Dataset excerpt
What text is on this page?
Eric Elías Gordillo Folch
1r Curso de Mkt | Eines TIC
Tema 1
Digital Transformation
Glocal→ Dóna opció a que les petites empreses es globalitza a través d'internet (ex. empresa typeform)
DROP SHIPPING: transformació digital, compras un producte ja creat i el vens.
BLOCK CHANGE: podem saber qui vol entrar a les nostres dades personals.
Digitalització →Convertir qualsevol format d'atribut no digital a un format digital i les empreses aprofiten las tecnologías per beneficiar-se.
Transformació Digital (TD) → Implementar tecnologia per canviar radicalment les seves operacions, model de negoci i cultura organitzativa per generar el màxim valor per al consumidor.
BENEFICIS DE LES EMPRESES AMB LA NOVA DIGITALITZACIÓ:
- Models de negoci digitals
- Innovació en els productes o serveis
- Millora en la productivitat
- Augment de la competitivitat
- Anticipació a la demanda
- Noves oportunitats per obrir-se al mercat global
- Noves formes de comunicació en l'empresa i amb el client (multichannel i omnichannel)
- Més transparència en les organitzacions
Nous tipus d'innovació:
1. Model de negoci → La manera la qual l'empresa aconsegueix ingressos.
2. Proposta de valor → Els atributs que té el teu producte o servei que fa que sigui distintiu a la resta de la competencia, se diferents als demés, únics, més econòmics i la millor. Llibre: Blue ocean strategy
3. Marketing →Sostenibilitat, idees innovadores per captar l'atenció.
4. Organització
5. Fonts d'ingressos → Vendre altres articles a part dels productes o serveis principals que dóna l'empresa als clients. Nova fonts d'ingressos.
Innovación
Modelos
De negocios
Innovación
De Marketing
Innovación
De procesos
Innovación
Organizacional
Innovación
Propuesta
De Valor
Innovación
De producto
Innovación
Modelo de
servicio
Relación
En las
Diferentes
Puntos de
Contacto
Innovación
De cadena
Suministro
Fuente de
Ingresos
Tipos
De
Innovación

# [PROBLEM TO SOLVE]
Retype all of the entries precisely as they are.

# [ANSWER TO THIS EXERCISE]
What text is on this page?
Eric Elías Gordillo Folch
1r Curso de Mkt | Eines TIC
Tema 1
Digital Transformation
Glocal→ Dóna opció a que les petites empreses es globalitza a través d'internet (ex. empresa typeform)
DROP SHIPPING: transformació digital, compras un producte ja creat i el vens.
BLOCK CHANGE: podem saber qui vol entrar a les nostres dades personals.
Digitalització →Convertir qualsevol format d'atribut no digital a un format digital i les empreses aprofiten las tecnologías per beneficiar-se.
Transformació Digital (TD) → Implementar tecnologia per canviar radicalment les seves operacions, model de negoci i cultura organitzativa per generar el màxim valor per al consumidor.
BENEFICIS DE LES EMPRESES AMB LA NOVA DIGITALITZACIÓ:
- Models de negoci digitals
- Innovació en els productes o serveis
- Millora en la productivitat
- Augment de la competitivitat
- Anticipació a la demanda
- Noves oportunitats per obrir-se al mercat global
- Noves formes de comunicació en l'empresa i amb el client (multichannel i omnichannel)
- Més transparència en les organitzacions
Nous tipus d'innovació:
1. Model de negoci → La manera la qual l'empresa aconsegueix ingressos.
2. Proposta de valor → Els atributs que té el teu producte o servei que fa que sigui distintiu a la resta de la competencia, se diferents als demés, únics, més econòmics i la millor. Llibre: Blue ocean strategy
3. Marketing →Sostenibilitat, idees innovadores per captar l'atenció.
4. Organització
5. Fonts d'ingressos → Vendre altres articles a part dels productes o serveis principals que dóna l'empresa als clients. Nova fonts d'ingressos.
Innovación
Modelos
De negocios
Innovación
De Marketing
Innovación
De procesos
Innovación
Organizacional
Innovación
Propuesta
De Valor
Innovación
De producto
Innovación
Modelo de
servicio
Relación
En las
Diferentes
Puntos de
Contacto
Innovación
De cadena
Suministro
Fuente de
Ingresos
Tipos
De
Innovación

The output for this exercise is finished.